GIVEN TASK A. In the news article about Ruiz's missing artwork, list each step Ruiz took after he found that his pieces were gone.
GIVEN TASK B. Resume the news article about Ruiz's missing artwork, starting right after its final sentence.

DOCUMENT EXCERPT.

╔══

In late February Ruiz, a local artist, displayed work at a one-night show at LMNT Studios in Wynwood. When he dropped off the art, he says, the studio told him to leave as many pieces as he wanted, so he left 17 or 18. A few days later, after a successful exhibit, he went back to the studios and was given the works back together in a large stack. He put the art back in his portfolio without counting the pieces or thinking twice. 

"I always figured that my art was safe," he says. 

Now he says he was wrong. Just late last week, when Ruiz went to pull the works from his portfolio for another show, he discovered two of his pieces were missing. He started calling the studio and posting on Facebook.

He also plastered signs around Wynwood, with pictures of the two works, with the words "Missing: Last Seen in the Hands of the Idiots at LMNT".

Later he realized there was actually a third piece missing. Ruiz says he doesn't know if the pieces were stolen, or somehow got lost. But he's been devastated. "I don’t’ really want to redraw them them—that's giving up."    

But LMNT is adamant they didn't do anything wrong. A studio representative, who declined to give her name, tells New Times that Ruiz is trying to manipulate his way into financial gain. After he called saying the work was missing, the studio diligently searched for the art and cooperated with the artist, even at one point offering to buy the pieces.

╚══

STORED ROWS.

╔══

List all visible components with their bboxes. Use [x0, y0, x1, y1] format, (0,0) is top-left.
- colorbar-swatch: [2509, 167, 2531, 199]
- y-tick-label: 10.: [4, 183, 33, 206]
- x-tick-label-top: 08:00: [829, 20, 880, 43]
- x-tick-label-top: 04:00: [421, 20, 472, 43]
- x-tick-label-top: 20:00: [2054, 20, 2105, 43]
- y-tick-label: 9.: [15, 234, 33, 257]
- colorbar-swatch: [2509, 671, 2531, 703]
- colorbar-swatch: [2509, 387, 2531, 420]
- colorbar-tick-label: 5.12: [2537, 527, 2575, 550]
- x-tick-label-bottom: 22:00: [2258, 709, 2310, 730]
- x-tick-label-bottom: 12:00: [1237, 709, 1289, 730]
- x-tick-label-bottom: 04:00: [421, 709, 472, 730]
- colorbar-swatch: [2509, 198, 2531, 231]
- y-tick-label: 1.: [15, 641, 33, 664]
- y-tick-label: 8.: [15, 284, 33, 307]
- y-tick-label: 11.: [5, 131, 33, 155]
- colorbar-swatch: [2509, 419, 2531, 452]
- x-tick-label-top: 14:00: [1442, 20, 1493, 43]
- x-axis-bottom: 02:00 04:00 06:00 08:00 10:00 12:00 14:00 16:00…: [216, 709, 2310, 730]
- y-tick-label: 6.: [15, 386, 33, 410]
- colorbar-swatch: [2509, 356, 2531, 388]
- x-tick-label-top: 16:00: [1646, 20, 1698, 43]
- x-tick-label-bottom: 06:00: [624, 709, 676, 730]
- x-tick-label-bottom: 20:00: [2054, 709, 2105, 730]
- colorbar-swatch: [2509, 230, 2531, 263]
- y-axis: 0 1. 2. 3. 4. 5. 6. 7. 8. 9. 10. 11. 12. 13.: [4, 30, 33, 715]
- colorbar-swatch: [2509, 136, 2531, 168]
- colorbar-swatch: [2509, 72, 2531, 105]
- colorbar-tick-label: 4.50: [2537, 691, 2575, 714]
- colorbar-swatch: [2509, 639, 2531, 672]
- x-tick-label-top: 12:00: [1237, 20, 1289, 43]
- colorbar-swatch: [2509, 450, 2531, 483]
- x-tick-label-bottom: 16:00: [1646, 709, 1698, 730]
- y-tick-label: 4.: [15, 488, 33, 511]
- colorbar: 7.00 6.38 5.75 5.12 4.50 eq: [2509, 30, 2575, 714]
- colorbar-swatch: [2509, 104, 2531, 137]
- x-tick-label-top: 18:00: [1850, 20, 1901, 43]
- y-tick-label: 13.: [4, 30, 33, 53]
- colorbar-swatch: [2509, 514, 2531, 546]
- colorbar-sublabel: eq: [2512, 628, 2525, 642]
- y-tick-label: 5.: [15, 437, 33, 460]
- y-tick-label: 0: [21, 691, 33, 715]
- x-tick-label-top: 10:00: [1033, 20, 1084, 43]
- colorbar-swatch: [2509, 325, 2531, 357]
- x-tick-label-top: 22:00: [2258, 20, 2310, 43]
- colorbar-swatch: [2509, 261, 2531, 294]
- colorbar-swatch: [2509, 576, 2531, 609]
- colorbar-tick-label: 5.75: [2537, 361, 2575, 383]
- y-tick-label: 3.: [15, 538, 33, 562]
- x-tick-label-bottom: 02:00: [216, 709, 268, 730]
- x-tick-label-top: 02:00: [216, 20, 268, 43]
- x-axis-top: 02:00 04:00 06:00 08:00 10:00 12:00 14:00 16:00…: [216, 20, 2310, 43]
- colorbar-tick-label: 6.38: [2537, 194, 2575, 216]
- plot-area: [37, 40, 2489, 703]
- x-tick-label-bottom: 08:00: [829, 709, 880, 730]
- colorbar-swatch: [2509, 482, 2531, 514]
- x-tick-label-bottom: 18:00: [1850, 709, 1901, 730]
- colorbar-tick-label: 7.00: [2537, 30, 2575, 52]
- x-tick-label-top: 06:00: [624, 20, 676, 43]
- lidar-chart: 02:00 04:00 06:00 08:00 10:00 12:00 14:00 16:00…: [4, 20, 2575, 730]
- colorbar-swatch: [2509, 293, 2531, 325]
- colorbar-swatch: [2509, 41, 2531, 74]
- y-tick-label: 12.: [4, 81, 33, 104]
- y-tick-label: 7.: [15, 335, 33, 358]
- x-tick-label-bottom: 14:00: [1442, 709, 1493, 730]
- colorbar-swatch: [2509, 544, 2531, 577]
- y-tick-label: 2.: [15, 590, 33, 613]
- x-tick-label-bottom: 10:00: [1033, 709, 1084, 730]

╚══

EXPECTED ANSWER A.
- He started calling the studio.
- He posted on Facebook.
- He put up signs around Wynwood with pictures of the two works and the words "Missing: Last Seen in the Hands of the Idiots at LMNT".

EXPECTED ANSWER B.
But the gallery says Ruiz wanted $10,000 and then proceeded to slander LMNT on social media and in the street fliers. "He's made it seem like we didn't want to help him," the gallery representative says. 

Now, after Ruiz's daily harassing texts and phone calls, the studio is considering pressing charges, she says. The rep says she's confident the work wasn't stolen or lost at the studio. Instead, she had another explanation. "He's an artist who's seeking attention," she says. "So he's created a scandal." 

But the artist insists he just wants his art returned. "I don't know who to call or who to contact," he says. "All I can hope for is that
... if it's been misplaced that someone will find it and do the right thing."